**** INPUT MATERIAL

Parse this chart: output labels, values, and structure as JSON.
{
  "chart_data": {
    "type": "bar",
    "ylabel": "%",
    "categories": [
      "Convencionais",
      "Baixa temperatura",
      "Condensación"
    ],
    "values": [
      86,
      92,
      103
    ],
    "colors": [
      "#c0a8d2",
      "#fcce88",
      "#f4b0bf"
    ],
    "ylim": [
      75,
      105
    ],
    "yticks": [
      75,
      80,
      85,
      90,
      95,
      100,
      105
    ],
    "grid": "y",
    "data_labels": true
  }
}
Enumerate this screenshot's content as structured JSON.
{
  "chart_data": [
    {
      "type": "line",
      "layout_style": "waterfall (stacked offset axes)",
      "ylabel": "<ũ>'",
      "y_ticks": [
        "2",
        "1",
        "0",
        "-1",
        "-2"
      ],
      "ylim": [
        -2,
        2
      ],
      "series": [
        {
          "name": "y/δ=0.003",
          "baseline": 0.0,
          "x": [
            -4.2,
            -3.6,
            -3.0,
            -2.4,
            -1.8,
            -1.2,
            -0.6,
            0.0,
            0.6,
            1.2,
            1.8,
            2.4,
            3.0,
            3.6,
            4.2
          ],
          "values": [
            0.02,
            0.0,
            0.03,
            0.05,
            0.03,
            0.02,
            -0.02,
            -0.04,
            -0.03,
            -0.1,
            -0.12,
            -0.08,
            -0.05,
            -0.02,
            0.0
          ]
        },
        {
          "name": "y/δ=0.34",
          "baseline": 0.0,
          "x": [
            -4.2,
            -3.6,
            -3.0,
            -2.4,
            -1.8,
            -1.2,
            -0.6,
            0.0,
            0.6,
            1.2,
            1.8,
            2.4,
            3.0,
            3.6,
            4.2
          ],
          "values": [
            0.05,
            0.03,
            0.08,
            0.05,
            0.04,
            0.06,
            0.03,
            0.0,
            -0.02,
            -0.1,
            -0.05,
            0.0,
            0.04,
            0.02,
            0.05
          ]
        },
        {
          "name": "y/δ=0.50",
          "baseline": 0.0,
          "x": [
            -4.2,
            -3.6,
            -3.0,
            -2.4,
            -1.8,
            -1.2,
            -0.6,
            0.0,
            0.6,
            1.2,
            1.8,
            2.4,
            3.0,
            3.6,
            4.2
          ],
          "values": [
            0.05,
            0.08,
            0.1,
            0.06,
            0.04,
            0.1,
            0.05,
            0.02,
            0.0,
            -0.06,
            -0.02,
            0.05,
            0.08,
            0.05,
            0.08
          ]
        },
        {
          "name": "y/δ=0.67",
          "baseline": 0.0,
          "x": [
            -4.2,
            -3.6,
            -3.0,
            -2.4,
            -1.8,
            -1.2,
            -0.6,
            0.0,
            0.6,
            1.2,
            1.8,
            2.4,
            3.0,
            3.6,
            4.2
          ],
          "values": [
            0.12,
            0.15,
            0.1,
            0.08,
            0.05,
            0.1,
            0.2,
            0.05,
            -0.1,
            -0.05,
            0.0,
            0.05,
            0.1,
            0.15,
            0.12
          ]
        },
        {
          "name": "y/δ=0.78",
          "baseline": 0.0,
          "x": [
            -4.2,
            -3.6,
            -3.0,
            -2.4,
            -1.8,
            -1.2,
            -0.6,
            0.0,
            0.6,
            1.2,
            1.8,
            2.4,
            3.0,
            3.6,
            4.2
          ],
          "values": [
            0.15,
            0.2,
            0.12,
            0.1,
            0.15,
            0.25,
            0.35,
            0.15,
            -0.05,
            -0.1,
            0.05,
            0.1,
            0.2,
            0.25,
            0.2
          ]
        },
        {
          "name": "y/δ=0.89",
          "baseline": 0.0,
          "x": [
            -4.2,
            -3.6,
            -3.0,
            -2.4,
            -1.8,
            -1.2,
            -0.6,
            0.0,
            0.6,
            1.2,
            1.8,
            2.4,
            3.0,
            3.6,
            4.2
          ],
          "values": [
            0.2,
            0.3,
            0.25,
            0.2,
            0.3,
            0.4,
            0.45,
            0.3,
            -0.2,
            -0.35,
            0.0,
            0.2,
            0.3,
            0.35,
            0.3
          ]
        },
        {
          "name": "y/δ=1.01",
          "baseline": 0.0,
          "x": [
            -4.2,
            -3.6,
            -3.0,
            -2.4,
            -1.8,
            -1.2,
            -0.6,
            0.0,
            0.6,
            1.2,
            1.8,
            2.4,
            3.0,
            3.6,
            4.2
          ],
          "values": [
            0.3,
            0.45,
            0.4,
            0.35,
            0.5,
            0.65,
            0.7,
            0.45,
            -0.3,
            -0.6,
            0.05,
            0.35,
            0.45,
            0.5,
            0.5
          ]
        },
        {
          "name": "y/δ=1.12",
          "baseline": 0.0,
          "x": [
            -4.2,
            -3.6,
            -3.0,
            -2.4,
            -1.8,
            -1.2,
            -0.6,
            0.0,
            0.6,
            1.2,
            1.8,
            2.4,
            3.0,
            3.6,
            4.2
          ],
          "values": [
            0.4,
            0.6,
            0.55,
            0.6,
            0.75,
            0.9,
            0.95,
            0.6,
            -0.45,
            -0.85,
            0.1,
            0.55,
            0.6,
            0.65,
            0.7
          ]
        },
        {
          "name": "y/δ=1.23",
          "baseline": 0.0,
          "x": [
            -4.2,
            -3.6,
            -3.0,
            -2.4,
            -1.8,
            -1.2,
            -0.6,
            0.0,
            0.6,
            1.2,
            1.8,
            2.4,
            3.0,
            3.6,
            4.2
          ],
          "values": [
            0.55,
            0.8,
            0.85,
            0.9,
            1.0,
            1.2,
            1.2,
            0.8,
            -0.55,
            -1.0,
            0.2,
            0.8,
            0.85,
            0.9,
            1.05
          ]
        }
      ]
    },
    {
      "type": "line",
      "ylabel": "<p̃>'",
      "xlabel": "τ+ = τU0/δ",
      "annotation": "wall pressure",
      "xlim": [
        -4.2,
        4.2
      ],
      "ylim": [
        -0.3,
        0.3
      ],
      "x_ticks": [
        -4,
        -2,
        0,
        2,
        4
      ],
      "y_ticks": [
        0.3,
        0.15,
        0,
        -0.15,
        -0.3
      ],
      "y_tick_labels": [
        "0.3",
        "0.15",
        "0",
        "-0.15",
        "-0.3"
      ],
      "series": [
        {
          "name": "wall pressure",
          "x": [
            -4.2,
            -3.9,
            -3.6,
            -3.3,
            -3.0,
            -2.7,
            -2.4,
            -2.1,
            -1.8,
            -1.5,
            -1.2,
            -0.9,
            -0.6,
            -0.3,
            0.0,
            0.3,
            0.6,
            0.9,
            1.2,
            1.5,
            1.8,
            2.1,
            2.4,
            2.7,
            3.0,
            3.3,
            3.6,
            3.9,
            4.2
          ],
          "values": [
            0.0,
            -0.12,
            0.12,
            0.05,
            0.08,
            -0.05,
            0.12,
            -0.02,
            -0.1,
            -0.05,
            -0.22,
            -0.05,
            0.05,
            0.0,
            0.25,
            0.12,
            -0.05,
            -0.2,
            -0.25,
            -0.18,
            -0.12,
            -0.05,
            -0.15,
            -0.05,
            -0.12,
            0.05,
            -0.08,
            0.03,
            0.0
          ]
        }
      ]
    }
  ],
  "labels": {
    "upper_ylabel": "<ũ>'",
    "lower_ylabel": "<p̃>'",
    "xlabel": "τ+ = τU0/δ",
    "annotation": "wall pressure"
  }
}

********

Reproduce every record, matching each line exactly.

◆ TASK RESULT ◆
Parse this chart: output labels, values, and structure as JSON.
{
  "chart_data": {
    "type": "bar",
    "ylabel": "%",
    "categories": [
      "Convencionais",
      "Baixa temperatura",
      "Condensación"
    ],
    "values": [
      86,
      92,
      103
    ],
    "colors": [
      "#c0a8d2",
      "#fcce88",
      "#f4b0bf"
    ],
    "ylim": [
      75,
      105
    ],
    "yticks": [
      75,
      80,
      85,
      90,
      95,
      100,
      105
    ],
    "grid": "y",
    "data_labels": true
  }
}
Enumerate this screenshot's content as structured JSON.
{
  "chart_data": [
    {
      "type": "line",
      "layout_style": "waterfall (stacked offset axes)",
      "ylabel": "<ũ>'",
      "y_ticks": [
        "2",
        "1",
        "0",
        "-1",
        "-2"
      ],
      "ylim": [
        -2,
        2
      ],
      "series": [
        {
          "name": "y/δ=0.003",
          "baseline": 0.0,
          "x": [
            -4.2,
            -3.6,
            -3.0,
            -2.4,
            -1.8,
            -1.2,
            -0.6,
            0.0,
            0.6,
            1.2,
            1.8,
            2.4,
            3.0,
            3.6,
            4.2
          ],
          "values": [
            0.02,
            0.0,
            0.03,
            0.05,
            0.03,
            0.02,
            -0.02,
            -0.04,
            -0.03,
            -0.1,
            -0.12,
            -0.08,
            -0.05,
            -0.02,
            0.0
          ]
        },
        {
          "name": "y/δ=0.34",
          "baseline": 0.0,
          "x": [
            -4.2,
            -3.6,
            -3.0,
            -2.4,
            -1.8,
            -1.2,
            -0.6,
            0.0,
            0.6,
            1.2,
            1.8,
            2.4,
            3.0,
            3.6,
            4.2
          ],
          "values": [
            0.05,
            0.03,
            0.08,
            0.05,
            0.04,
            0.06,
            0.03,
            0.0,
            -0.02,
            -0.1,
            -0.05,
            0.0,
            0.04,
            0.02,
            0.05
          ]
        },
        {
          "name": "y/δ=0.50",
          "baseline": 0.0,
          "x": [
            -4.2,
            -3.6,
            -3.0,
            -2.4,
            -1.8,
            -1.2,
            -0.6,
            0.0,
            0.6,
            1.2,
            1.8,
            2.4,
            3.0,
            3.6,
            4.2
          ],
          "values": [
            0.05,
            0.08,
            0.1,
            0.06,
            0.04,
            0.1,
            0.05,
            0.02,
            0.0,
            -0.06,
            -0.02,
            0.05,
            0.08,
            0.05,
            0.08
          ]
        },
        {
          "name": "y/δ=0.67",
          "baseline": 0.0,
          "x": [
            -4.2,
            -3.6,
            -3.0,
            -2.4,
            -1.8,
            -1.2,
            -0.6,
            0.0,
            0.6,
            1.2,
            1.8,
            2.4,
            3.0,
            3.6,
            4.2
          ],
          "values": [
            0.12,
            0.15,
            0.1,
            0.08,
            0.05,
            0.1,
            0.2,
            0.05,
            -0.1,
            -0.05,
            0.0,
            0.05,
            0.1,
            0.15,
            0.12
          ]
        },
        {
          "name": "y/δ=0.78",
          "baseline": 0.0,
          "x": [
            -4.2,
            -3.6,
            -3.0,
            -2.4,
            -1.8,
            -1.2,
            -0.6,
            0.0,
            0.6,
            1.2,
            1.8,
            2.4,
            3.0,
            3.6,
            4.2
          ],
          "values": [
            0.15,
            0.2,
            0.12,
            0.1,
            0.15,
            0.25,
            0.35,
            0.15,
            -0.05,
            -0.1,
            0.05,
            0.1,
            0.2,
            0.25,
            0.2
          ]
        },
        {
          "name": "y/δ=0.89",
          "baseline": 0.0,
          "x": [
            -4.2,
            -3.6,
            -3.0,
            -2.4,
            -1.8,
            -1.2,
            -0.6,
            0.0,
            0.6,
            1.2,
            1.8,
            2.4,
            3.0,
            3.6,
            4.2
          ],
          "values": [
            0.2,
            0.3,
            0.25,
            0.2,
            0.3,
            0.4,
            0.45,
            0.3,
            -0.2,
            -0.35,
            0.0,
            0.2,
            0.3,
            0.35,
            0.3
          ]
        },
        {
          "name": "y/δ=1.01",
          "baseline": 0.0,
          "x": [
            -4.2,
            -3.6,
            -3.0,
            -2.4,
            -1.8,
            -1.2,
            -0.6,
            0.0,
            0.6,
            1.2,
            1.8,
            2.4,
            3.0,
            3.6,
            4.2
          ],
          "values": [
            0.3,
            0.45,
            0.4,
            0.35,
            0.5,
            0.65,
            0.7,
            0.45,
            -0.3,
            -0.6,
            0.05,
            0.35,
            0.45,
            0.5,
            0.5
          ]
        },
        {
          "name": "y/δ=1.12",
          "baseline": 0.0,
          "x": [
            -4.2,
            -3.6,
            -3.0,
            -2.4,
            -1.8,
            -1.2,
            -0.6,
            0.0,
            0.6,
            1.2,
            1.8,
            2.4,
            3.0,
            3.6,
            4.2
          ],
          "values": [
            0.4,
            0.6,
            0.55,
            0.6,
            0.75,
            0.9,
            0.95,
            0.6,
            -0.45,
            -0.85,
            0.1,
            0.55,
            0.6,
            0.65,
            0.7
          ]
        },
        {
          "name": "y/δ=1.23",
          "baseline": 0.0,
          "x": [
            -4.2,
            -3.6,
            -3.0,
            -2.4,
            -1.8,
            -1.2,
            -0.6,
            0.0,
            0.6,
            1.2,
            1.8,
            2.4,
            3.0,
            3.6,
            4.2
          ],
          "values": [
            0.55,
            0.8,
            0.85,
            0.9,
            1.0,
            1.2,
            1.2,
            0.8,
            -0.55,
            -1.0,
            0.2,
            0.8,
            0.85,
            0.9,
            1.05
          ]
        }
      ]
    },
    {
      "type": "line",
      "ylabel": "<p̃>'",
      "xlabel": "τ+ = τU0/δ",
      "annotation": "wall pressure",
      "xlim": [
        -4.2,
        4.2
      ],
      "ylim": [
        -0.3,
        0.3
      ],
      "x_ticks": [
        -4,
        -2,
        0,
        2,
        4
      ],
      "y_ticks": [
        0.3,
        0.15,
        0,
        -0.15,
        -0.3
      ],
      "y_tick_labels": [
        "0.3",
        "0.15",
        "0",
        "-0.15",
        "-0.3"
      ],
      "series": [
        {
          "name": "wall pressure",
          "x": [
            -4.2,
            -3.9,
            -3.6,
            -3.3,
            -3.0,
            -2.7,
            -2.4,
            -2.1,
            -1.8,
            -1.5,
            -1.2,
            -0.9,
            -0.6,
            -0.3,
            0.0,
            0.3,
            0.6,
            0.9,
            1.2,
            1.5,
            1.8,
            2.1,
            2.4,
            2.7,
            3.0,
            3.3,
            3.6,
            3.9,
            4.2
          ],
          "values": [
            0.0,
            -0.12,
            0.12,
            0.05,
            0.08,
            -0.05,
            0.12,
            -0.02,
            -0.1,
            -0.05,
            -0.22,
            -0.05,
            0.05,
            0.0,
            0.25,
            0.12,
            -0.05,
            -0.2,
            -0.25,
            -0.18,
            -0.12,
            -0.05,
            -0.15,
            -0.05,
            -0.12,
            0.05,
            -0.08,
            0.03,
            0.0
          ]
        }
      ]
    }
  ],
  "labels": {
    "upper_ylabel": "<ũ>'",
    "lower_ylabel": "<p̃>'",
    "xlabel": "τ+ = τU0/δ",
    "annotation": "wall pressure"
  }
}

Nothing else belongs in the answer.